> **Instruction**
Show each line that has the string "name" in it.

> **Data lines**
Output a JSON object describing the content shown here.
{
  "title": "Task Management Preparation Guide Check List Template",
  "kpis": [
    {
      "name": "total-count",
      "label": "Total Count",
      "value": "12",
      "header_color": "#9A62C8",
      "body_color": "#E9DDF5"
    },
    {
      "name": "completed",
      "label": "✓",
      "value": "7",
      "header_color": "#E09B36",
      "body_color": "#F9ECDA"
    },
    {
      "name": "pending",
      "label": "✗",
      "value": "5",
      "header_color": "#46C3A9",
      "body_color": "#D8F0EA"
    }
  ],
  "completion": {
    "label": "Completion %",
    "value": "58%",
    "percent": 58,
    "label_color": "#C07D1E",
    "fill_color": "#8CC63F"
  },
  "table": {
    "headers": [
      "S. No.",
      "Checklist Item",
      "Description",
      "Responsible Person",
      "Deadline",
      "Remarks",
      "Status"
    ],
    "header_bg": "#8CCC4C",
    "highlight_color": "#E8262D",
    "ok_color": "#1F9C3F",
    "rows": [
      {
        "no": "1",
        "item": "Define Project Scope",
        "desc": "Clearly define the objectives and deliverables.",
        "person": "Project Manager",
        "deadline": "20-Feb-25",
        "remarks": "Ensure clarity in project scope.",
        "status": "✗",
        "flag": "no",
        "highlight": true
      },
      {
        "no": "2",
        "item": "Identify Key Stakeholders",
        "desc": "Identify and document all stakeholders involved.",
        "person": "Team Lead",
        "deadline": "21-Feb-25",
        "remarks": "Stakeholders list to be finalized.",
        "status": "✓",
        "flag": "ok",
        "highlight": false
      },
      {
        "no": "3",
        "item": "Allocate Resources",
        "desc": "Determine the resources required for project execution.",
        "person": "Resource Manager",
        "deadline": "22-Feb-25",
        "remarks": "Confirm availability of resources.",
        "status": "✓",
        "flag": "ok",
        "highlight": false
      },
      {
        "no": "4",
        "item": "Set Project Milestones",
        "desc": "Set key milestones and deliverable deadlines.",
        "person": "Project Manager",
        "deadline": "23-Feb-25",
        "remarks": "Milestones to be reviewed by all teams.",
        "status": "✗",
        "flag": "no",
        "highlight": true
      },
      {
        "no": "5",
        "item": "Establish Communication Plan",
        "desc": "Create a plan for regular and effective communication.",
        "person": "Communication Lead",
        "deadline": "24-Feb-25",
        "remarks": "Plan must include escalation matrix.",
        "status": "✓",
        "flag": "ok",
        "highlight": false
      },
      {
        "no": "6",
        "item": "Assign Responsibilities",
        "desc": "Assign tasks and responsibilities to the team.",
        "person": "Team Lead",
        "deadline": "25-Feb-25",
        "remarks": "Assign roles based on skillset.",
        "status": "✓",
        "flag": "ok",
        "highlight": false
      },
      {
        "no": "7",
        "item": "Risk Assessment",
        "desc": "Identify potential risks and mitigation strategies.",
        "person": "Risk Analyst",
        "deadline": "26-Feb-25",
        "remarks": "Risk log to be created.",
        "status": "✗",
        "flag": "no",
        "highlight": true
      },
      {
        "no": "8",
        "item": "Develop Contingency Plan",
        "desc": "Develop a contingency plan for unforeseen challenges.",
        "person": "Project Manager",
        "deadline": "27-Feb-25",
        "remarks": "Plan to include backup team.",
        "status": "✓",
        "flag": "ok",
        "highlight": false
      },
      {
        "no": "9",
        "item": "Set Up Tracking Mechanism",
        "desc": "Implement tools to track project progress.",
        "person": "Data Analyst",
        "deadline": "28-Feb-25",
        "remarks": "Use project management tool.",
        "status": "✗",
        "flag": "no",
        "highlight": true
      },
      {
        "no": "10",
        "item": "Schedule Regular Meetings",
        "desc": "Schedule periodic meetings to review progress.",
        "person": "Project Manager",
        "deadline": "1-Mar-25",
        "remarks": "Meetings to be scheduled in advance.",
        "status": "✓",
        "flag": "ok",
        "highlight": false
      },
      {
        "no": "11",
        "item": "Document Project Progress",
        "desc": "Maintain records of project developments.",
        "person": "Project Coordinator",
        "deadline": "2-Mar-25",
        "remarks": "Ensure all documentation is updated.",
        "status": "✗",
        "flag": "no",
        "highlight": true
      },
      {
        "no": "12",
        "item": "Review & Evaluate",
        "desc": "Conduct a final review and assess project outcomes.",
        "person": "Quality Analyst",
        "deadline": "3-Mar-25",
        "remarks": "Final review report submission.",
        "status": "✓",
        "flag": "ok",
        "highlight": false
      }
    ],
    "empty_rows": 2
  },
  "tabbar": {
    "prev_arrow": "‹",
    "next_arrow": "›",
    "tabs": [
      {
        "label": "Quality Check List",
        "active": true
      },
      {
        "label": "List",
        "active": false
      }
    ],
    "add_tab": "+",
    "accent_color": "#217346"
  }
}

> **Exercise solution**
      "name": "total-count",
      "name": "completed",
      "name": "pending",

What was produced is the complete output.